=== Work instructions ===
Take every line from the listing below that contains "name".

Recorded data:
***
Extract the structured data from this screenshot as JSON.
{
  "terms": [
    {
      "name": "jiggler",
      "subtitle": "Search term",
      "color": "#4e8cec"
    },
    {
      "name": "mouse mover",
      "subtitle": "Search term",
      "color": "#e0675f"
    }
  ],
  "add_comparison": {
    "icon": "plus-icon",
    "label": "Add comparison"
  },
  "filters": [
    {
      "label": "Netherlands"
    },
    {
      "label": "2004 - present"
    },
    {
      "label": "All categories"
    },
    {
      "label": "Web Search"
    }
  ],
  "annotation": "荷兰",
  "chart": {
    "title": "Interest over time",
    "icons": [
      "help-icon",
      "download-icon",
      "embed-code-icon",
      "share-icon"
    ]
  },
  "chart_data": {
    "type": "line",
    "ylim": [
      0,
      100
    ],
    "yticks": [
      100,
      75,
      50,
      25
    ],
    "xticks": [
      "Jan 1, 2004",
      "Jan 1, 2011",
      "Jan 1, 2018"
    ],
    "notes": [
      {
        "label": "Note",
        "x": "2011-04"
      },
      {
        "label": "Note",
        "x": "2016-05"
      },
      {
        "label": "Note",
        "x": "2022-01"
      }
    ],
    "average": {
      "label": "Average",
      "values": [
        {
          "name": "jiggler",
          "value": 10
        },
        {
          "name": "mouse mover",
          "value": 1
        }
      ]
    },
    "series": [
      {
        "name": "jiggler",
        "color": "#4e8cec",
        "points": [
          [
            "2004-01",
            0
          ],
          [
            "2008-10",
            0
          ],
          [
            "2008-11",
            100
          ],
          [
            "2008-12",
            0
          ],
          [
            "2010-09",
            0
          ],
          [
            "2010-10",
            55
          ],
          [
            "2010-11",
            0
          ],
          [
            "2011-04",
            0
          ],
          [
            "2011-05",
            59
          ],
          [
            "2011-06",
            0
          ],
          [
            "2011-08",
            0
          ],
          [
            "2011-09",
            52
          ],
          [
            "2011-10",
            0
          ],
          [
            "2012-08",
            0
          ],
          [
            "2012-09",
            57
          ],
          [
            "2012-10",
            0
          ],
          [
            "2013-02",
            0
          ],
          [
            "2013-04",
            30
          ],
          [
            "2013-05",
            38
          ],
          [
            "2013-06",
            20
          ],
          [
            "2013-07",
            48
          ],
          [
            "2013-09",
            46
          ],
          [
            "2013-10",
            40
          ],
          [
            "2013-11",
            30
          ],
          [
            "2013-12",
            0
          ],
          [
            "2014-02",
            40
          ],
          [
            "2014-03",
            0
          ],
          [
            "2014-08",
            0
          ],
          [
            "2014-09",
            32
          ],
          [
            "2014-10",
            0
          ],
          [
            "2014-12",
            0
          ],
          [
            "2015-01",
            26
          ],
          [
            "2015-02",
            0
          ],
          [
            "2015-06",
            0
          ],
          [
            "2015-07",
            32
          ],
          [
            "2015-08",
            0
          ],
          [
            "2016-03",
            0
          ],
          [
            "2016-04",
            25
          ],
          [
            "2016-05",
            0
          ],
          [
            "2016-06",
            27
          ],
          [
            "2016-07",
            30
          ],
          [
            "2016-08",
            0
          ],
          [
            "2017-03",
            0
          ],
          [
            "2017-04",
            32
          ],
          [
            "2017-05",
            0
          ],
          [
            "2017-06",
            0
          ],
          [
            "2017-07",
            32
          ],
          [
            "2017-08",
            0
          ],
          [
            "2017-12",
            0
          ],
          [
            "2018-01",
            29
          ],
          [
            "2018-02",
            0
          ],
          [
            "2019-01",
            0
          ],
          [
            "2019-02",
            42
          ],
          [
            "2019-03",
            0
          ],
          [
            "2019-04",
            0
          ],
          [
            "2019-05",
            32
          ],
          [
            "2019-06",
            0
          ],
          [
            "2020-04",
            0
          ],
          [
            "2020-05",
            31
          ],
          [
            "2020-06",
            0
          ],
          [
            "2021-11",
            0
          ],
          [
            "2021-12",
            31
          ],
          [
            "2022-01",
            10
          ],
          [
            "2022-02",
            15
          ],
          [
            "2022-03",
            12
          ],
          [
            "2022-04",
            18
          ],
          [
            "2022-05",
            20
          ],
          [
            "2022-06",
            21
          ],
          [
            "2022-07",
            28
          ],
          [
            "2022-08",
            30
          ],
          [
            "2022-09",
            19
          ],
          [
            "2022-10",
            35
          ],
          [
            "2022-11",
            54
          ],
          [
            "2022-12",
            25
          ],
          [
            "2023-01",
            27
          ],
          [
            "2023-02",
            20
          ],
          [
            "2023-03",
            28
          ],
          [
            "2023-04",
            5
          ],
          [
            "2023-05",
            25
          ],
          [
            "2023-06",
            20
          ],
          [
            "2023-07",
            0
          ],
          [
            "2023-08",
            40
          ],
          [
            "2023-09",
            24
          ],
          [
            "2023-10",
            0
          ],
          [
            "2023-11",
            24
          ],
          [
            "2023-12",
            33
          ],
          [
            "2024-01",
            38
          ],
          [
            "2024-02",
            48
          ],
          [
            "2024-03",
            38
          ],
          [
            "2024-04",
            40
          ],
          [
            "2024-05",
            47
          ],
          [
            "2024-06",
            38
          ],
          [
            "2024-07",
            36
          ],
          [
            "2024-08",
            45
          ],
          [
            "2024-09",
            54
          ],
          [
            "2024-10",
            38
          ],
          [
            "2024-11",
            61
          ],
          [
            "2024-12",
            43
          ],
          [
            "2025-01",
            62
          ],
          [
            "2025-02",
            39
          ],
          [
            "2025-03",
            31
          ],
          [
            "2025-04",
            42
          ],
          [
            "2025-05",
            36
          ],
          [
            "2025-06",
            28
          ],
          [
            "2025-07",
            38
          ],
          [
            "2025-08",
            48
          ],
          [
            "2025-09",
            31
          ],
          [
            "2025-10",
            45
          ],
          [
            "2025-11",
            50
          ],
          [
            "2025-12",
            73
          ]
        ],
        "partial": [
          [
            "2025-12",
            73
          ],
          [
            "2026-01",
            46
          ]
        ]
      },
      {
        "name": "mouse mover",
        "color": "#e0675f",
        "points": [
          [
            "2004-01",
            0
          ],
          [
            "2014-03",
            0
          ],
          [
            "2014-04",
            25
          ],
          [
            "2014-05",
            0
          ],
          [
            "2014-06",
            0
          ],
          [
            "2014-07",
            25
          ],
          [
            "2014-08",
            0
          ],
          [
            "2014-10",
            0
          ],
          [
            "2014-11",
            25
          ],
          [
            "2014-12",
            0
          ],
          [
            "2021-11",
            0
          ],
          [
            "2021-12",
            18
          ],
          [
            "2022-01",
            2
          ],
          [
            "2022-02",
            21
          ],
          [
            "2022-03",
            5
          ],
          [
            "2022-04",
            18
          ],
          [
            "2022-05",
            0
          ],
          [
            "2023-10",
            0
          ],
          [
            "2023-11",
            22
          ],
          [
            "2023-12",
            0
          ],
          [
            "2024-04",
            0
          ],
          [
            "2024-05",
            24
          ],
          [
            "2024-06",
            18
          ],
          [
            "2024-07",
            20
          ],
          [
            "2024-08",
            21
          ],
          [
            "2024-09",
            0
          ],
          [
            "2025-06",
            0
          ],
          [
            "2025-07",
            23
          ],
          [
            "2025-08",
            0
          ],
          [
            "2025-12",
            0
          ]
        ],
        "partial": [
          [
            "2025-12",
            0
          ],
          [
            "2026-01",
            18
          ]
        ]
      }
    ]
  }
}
***
=== Result below ===
      "name": "jiggler",
      "name": "mouse mover",
          "name": "jiggler",
          "name": "mouse mover",
        "name": "jiggler",
        "name": "mouse mover",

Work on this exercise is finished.